◆ Task requirements: Pull out every line containing the string "gawai".

##### Records for processing

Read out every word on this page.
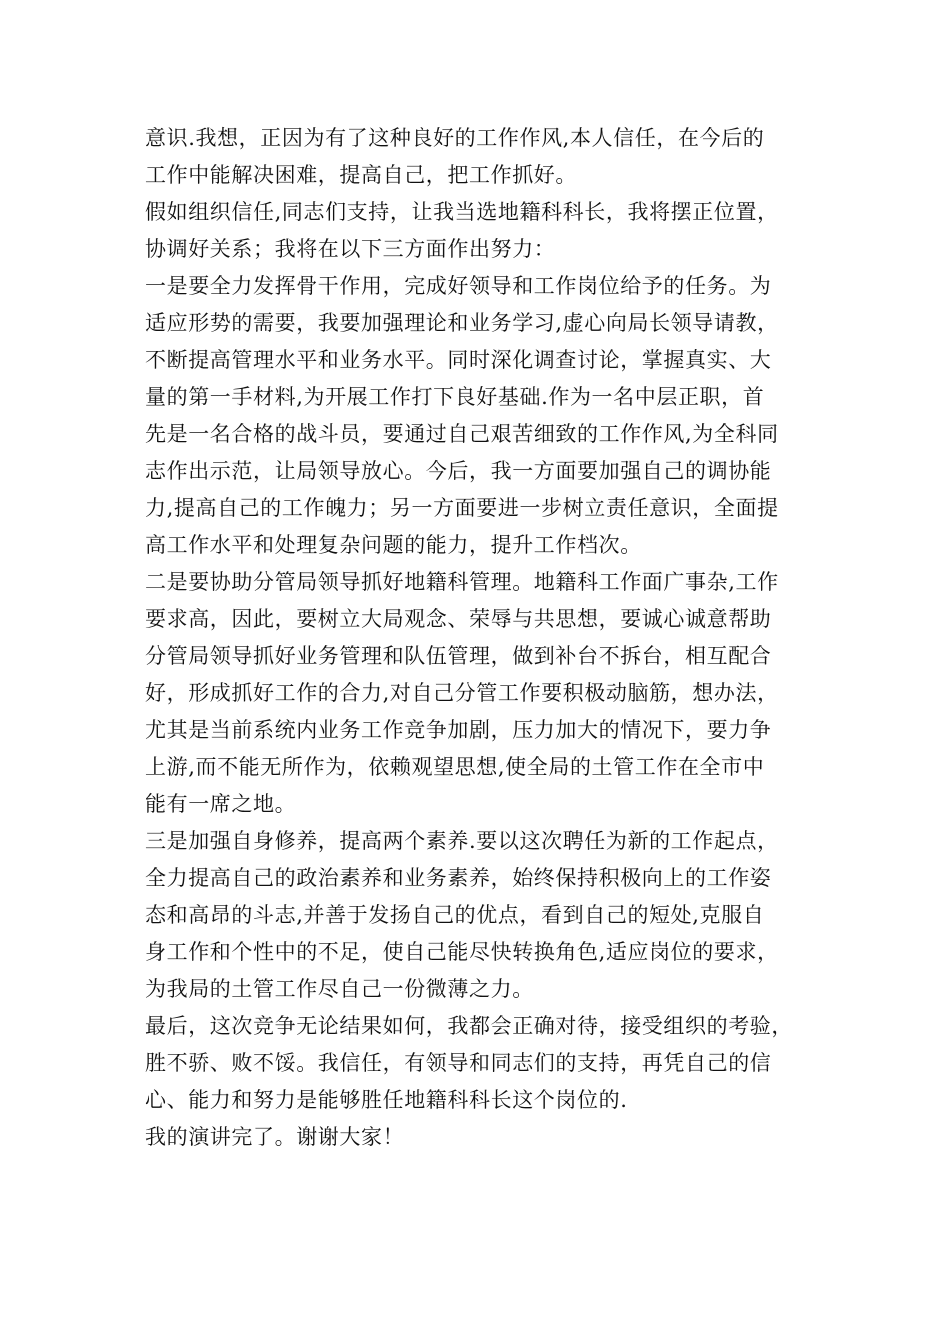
意识.我想，正因为有了这种良好的工作作风,本人信任，在今后的
工作中能解决困难，提高自己，把工作抓好。
假如组织信任,同志们支持，让我当选地籍科科长，我将摆正位置，
协调好关系；我将在以下三方面作出努力：
一是要全力发挥骨干作用，完成好领导和工作岗位给予的任务。为
适应形势的需要，我要加强理论和业务学习,虚心向局长领导请教，
不断提高管理水平和业务水平。同时深化调查讨论，掌握真实、大
量的第一手材料,为开展工作打下良好基础.作为一名中层正职，首
先是一名合格的战斗员，要通过自己艰苦细致的工作作风,为全科同
志作出示范，让局领导放心。今后，我一方面要加强自己的调协能
力,提高自己的工作魄力；另一方面要进一步树立责任意识，全面提
高工作水平和处理复杂问题的能力，提升工作档次。
二是要协助分管局领导抓好地籍科管理。地籍科工作面广事杂,工作
要求高，因此，要树立大局观念、荣辱与共思想，要诚心诚意帮助
分管局领导抓好业务管理和队伍管理，做到补台不拆台，相互配合
好，形成抓好工作的合力,对自己分管工作要积极动脑筋，想办法，
尤其是当前系统内业务工作竞争加剧，压力加大的情况下，要力争
上游,而不能无所作为，依赖观望思想,使全局的土管工作在全市中
能有一席之地。
三是加强自身修养，提高两个素养.要以这次聘任为新的工作起点，
全力提高自己的政治素养和业务素养，始终保持积极向上的工作姿
态和高昂的斗志,并善于发扬自己的优点，看到自己的短处,克服自
身工作和个性中的不足，使自己能尽快转换角色,适应岗位的要求，
为我局的土管工作尽自己一份微薄之力。
最后，这次竞争无论结果如何，我都会正确对待，接受组织的考验，
胜不骄、败不馁。我信任，有领导和同志们的支持，再凭自己的信
心、能力和努力是能够胜任地籍科科长这个岗位的.
我的演讲完了。谢谢大家！
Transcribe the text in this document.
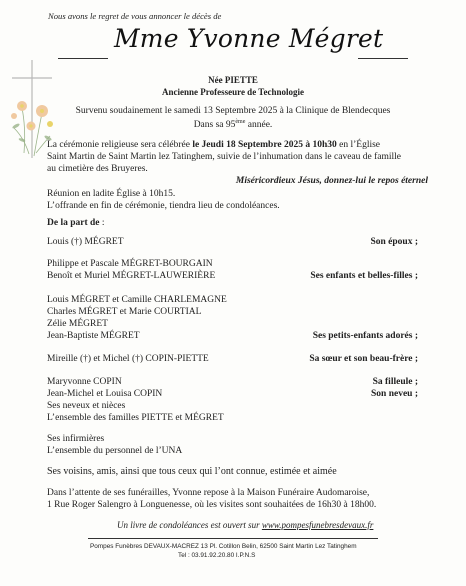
Nous avons le regret de vous annoncer le décès de
Mme Yvonne Mégret
Née PIETTE
Ancienne Professeure de Technologie
Survenu soudainement le samedi 13 Septembre 2025 à la Clinique de Blendecques
Dans sa 95ème année.
La cérémonie religieuse sera célébrée le Jeudi 18 Septembre 2025 à 10h30 en l’Église
Saint Martin de Saint Martin lez Tatinghem, suivie de l’inhumation dans le caveau de famille
au cimetière des Bruyeres.
Miséricordieux Jésus, donnez-lui le repos éternel
Réunion en ladite Église à 10h15.
L’offrande en fin de cérémonie, tiendra lieu de condoléances.
De la part de :
Louis (†) MÉGRET	Son époux ;
Philippe et Pascale MÉGRET-BOURGAIN
Benoît et Muriel MÉGRET-LAUWERIÈRE	Ses enfants et belles-filles ;
Louis MÉGRET et Camille CHARLEMAGNE
Charles MÉGRET et Marie COURTIAL
Zélie MÉGRET
Jean-Baptiste MÉGRET	Ses petits-enfants adorés ;
Mireille (†) et Michel (†) COPIN-PIETTE	Sa sœur et son beau-frère ;
Maryvonne COPIN	Sa filleule ;
Jean-Michel et Louisa COPIN	Son neveu ;
Ses neveux et nièces
L’ensemble des familles PIETTE et MÉGRET
Ses infirmières
L’ensemble du personnel de l’UNA
Ses voisins, amis, ainsi que tous ceux qui l’ont connue, estimée et aimée
Dans l’attente de ses funérailles, Yvonne repose à la Maison Funéraire Audomaroise,
1 Rue Roger Salengro à Longuenesse, où les visites sont souhaitées de 16h30 à 18h00.
Un livre de condoléances est ouvert sur www.pompesfunebresdevaux.fr
Pompes Funèbres DEVAUX-MACREZ 13 Pl. Cotillon Belin, 62500 Saint Martin Lez Tatinghem
Tel : 03.91.92.20.80 I.P.N.S
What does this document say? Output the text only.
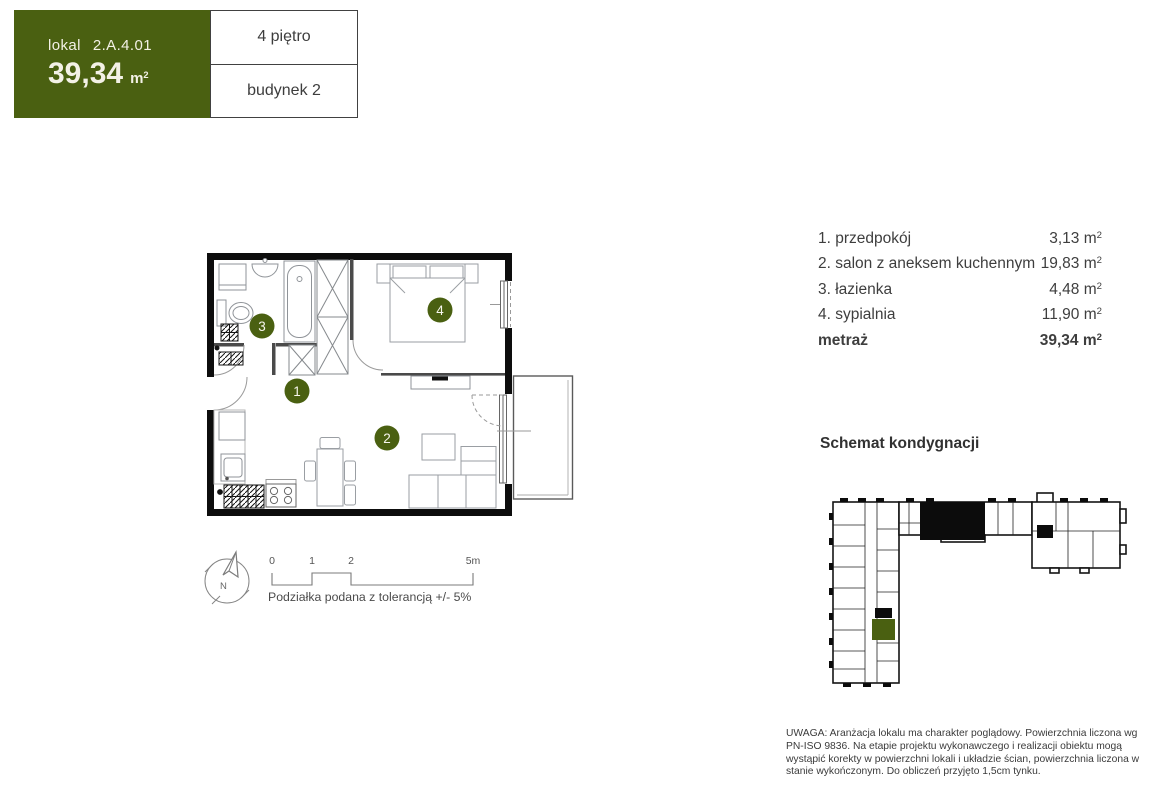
lokal 2.A.4.01
39,34 $m^2$
4 piętro
budynek 2
1
2
3
4
1. przedpokój	3,13 $m^2$
2. salon z aneksem kuchennym 19,83 $m^2$
3. łazienka	4,48 $m^2$
4. sypialnia	11,90 $m^2$
metraż	39,34 $m^2$
N
0	1	2	5m
Podziałka podana z tolerancją +/- 5%
Schemat kondygnacji
UWAGA: Aranżacja lokalu ma charakter poglądowy. Powierzchnia liczona wg PN-ISO 9836. Na etapie projektu wykonawczego i realizacji obiektu mogą wystąpić korekty w powierzchni lokali i układzie ścian, powierzchnia liczona w stanie wykończonym. Do obliczeń przyjęto 1,5cm tynku.
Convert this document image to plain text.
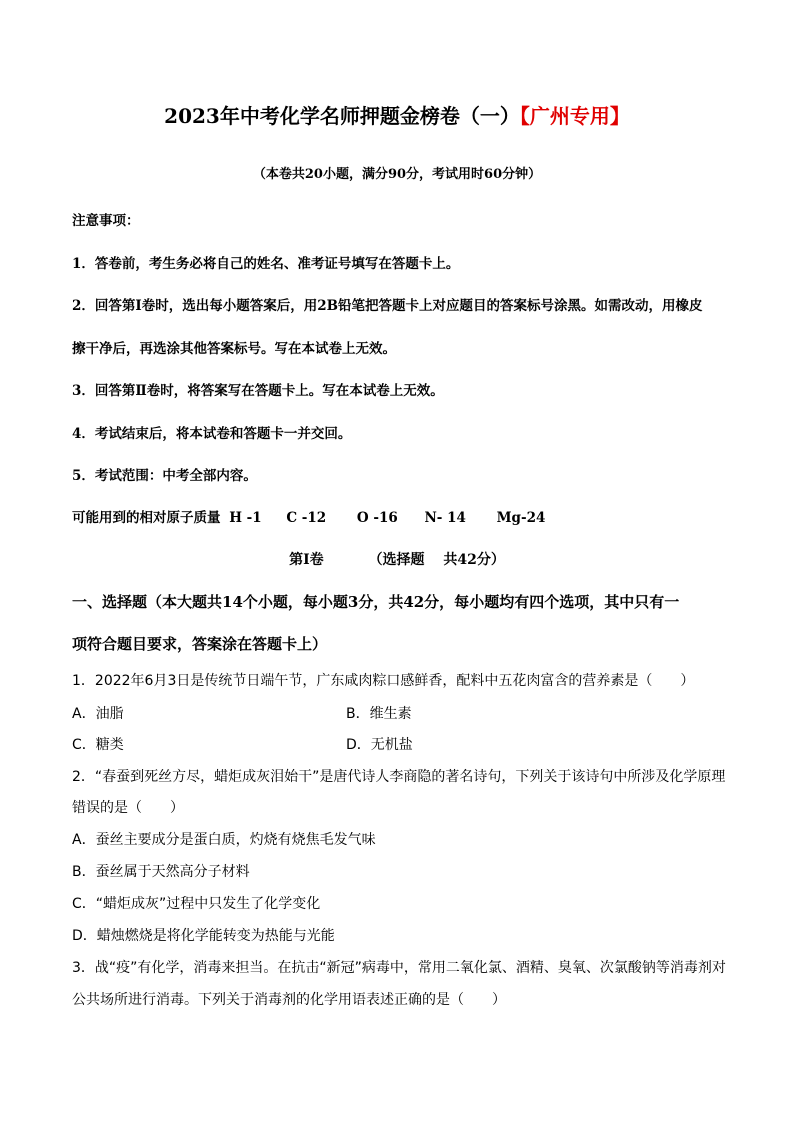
2023年中考化学名师押题金榜卷（一）【广州专用】
（本卷共20小题，满分90分，考试用时60分钟）
注意事项：
1．答卷前，考生务必将自己的姓名、准考证号填写在答题卡上。
2．回答第Ⅰ卷时，选出每小题答案后，用2B铅笔把答题卡上对应题目的答案标号涂黑。如需改动，用橡皮
擦干净后，再选涂其他答案标号。写在本试卷上无效。
3．回答第Ⅱ卷时，将答案写在答题卡上。写在本试卷上无效。
4．考试结束后，将本试卷和答题卡一并交回。
5．考试范围：中考全部内容。
可能用到的相对原子质量 H -1 C -12 O -16 N- 14 Mg-24
第Ⅰ卷	（选择题　 共42分）
一、选择题（本大题共14个小题，每小题3分，共42分，每小题均有四个选项，其中只有一
项符合题目要求，答案涂在答题卡上）
1．2022年6月3日是传统节日端午节，广东咸肉粽口感鲜香，配料中五花肉富含的营养素是（　　）
A．油脂	B．维生素
C．糖类	D．无机盐
2．“春蚕到死丝方尽，蜡炬成灰泪始干”是唐代诗人李商隐的著名诗句，下列关于该诗句中所涉及化学原理
错误的是（　　）
A．蚕丝主要成分是蛋白质，灼烧有烧焦毛发气味
B．蚕丝属于天然高分子材料
C．“蜡炬成灰”过程中只发生了化学变化
D．蜡烛燃烧是将化学能转变为热能与光能
3．战“疫”有化学，消毒来担当。在抗击“新冠”病毒中，常用二氧化氯、酒精、臭氧、次氯酸钠等消毒剂对
公共场所进行消毒。下列关于消毒剂的化学用语表述正确的是（　　）
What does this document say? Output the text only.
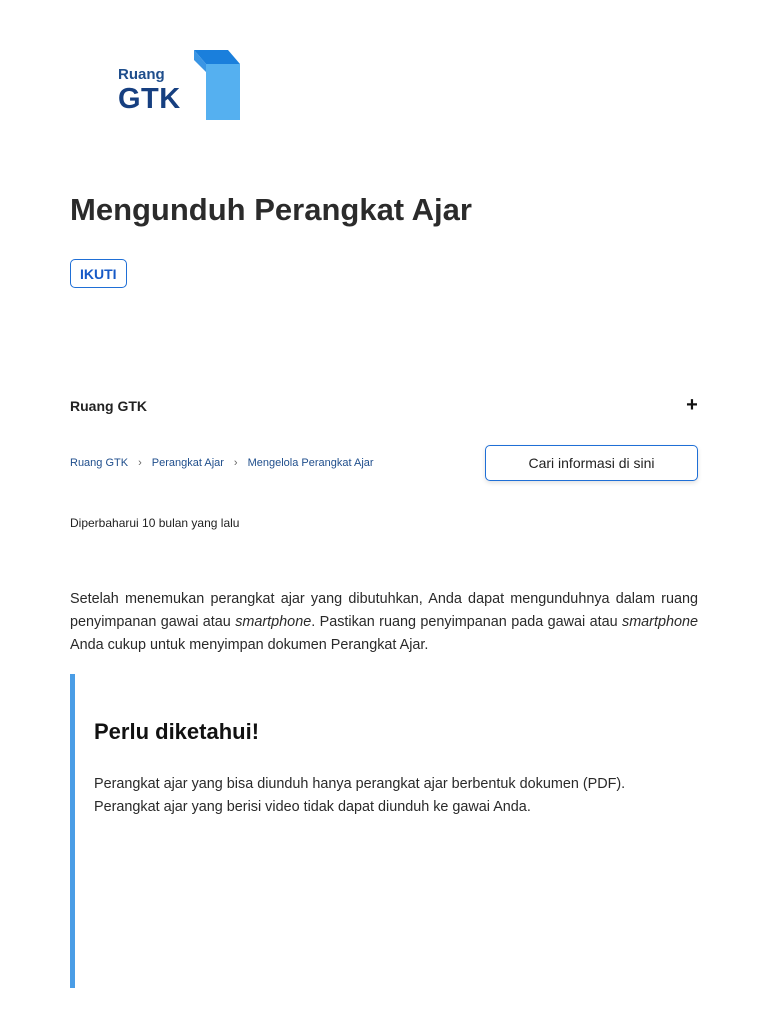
Ruang
GTK
Mengunduh Perangkat Ajar
IKUTI
Ruang GTK	+
Ruang GTK › Perangkat Ajar › Mengelola Perangkat Ajar	Cari informasi di sini
Diperbaharui 10 bulan yang lalu

Setelah menemukan perangkat ajar yang dibutuhkan, Anda dapat mengunduhnya dalam ruang penyimpanan gawai atau smartphone. Pastikan ruang penyimpanan pada gawai atau smartphone Anda cukup untuk menyimpan dokumen Perangkat Ajar.

Perlu diketahui!

Perangkat ajar yang bisa diunduh hanya perangkat ajar berbentuk dokumen (PDF). Perangkat ajar yang berisi video tidak dapat diunduh ke gawai Anda.
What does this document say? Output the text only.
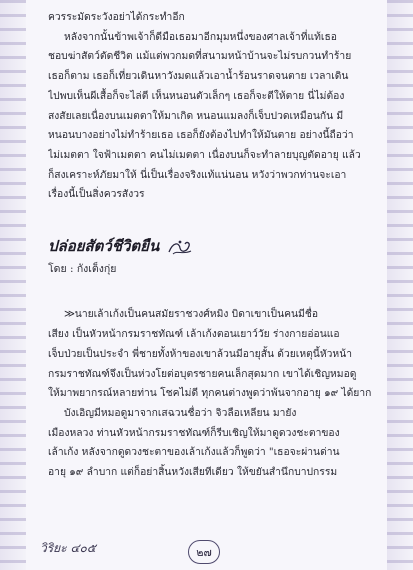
ควรระมัดระวังอย่าได้กระทำอีก
หลังจากนั้นข้าพเจ้าก็ดีมือเธอมาอีกมุมหนึ่งของศาลเจ้าที่แท้เธอ
ชอบฆ่าสัตว์ตัดชีวิต แม้แต่พวกมดที่สนามหน้าบ้านจะไม่รบกวนทำร้าย
เธอก็ตาม เธอก็เที่ยวเดินหาวังมดแล้วเอาน้ำร้อนราดจนตาย เวลาเดิน
ไปพบเห็นผีเสื้อก็จะไล่ตี เห็นหนอนตัวเล็กๆ เธอก็จะตีให้ตาย นี่ไม่ต้อง
สงสัยเลยเนื่องบนเมตตาให้มาเกิด หนอนแมลงก็เจ็บปวดเหมือนกัน มี
หนอนบางอย่างไม่ทำร้ายเธอ เธอก็ยังต้องไปทำให้มันตาย อย่างนี้ถือว่า
ไม่เมตตา ใจฟ้าเมตตา คนไม่เมตตา เนื่องบนก็จะทำลายบุญตัดอายุ แล้ว
ก็สงเคราะห์ภัยมาให้ นี่เป็นเรื่องจริงแท้แน่นอน หวังว่าพวกท่านจะเอา
เรื่องนี้เป็นสิ่งควรสังวร
ปล่อยสัตว์ชีวิตยืน
โดย : กังเต็งกุ่ย
≫นายเล้าเก้งเป็นคนสมัยราชวงศ์หมิง บิดาเขาเป็นคนมีชื่อ
เสียง เป็นหัวหน้ากรมราชทัณฑ์ เล้าเก้งตอนเยาว์วัย ร่างกายอ่อนแอ
เจ็บป่วยเป็นประจำ พี่ชายทั้งห้าของเขาล้วนมีอายุสั้น ด้วยเหตุนี้หัวหน้า
กรมราชทัณฑ์จึงเป็นห่วงโยต่อบุตรชายคนเล็กสุดมาก เขาได้เชิญหมอดู
ให้มาพยากรณ์หลายท่าน โชคไม่ดี ทุกคนต่างพูดว่าพ้นจากอายุ ๑๙ ได้ยาก
บังเอิญมีหมอดูมาจากเสฉวนชื่อว่า จิวลือเหลียน มายัง
เมืองหลวง ท่านหัวหน้ากรมราชทัณฑ์ก็รีบเชิญให้มาดูดวงชะตาของ
เล้าเก้ง หลังจากดูดวงชะตาของเล้าเก้งแล้วก็พูดว่า "เธอจะผ่านด่าน
อายุ ๑๙ ลำบาก แต่ก็อย่าสิ้นหวังเสียทีเดียว ให้ขยันสำนึกบาปกรรม
วิริยะ ๔๐๕	๒๗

##########

◆ Answer to this exercise:
Setelah menemukan perangkat ajar yang dibutuhkan, Anda dapat mengunduhnya dalam ruang penyimpanan gawai atau smartphone. Pastikan ruang penyimpanan pada gawai atau smartphone Anda cukup untuk menyimpan dokumen Perangkat Ajar.
Perangkat ajar yang bisa diunduh hanya perangkat ajar berbentuk dokumen (PDF). Perangkat ajar yang berisi video tidak dapat diunduh ke gawai Anda.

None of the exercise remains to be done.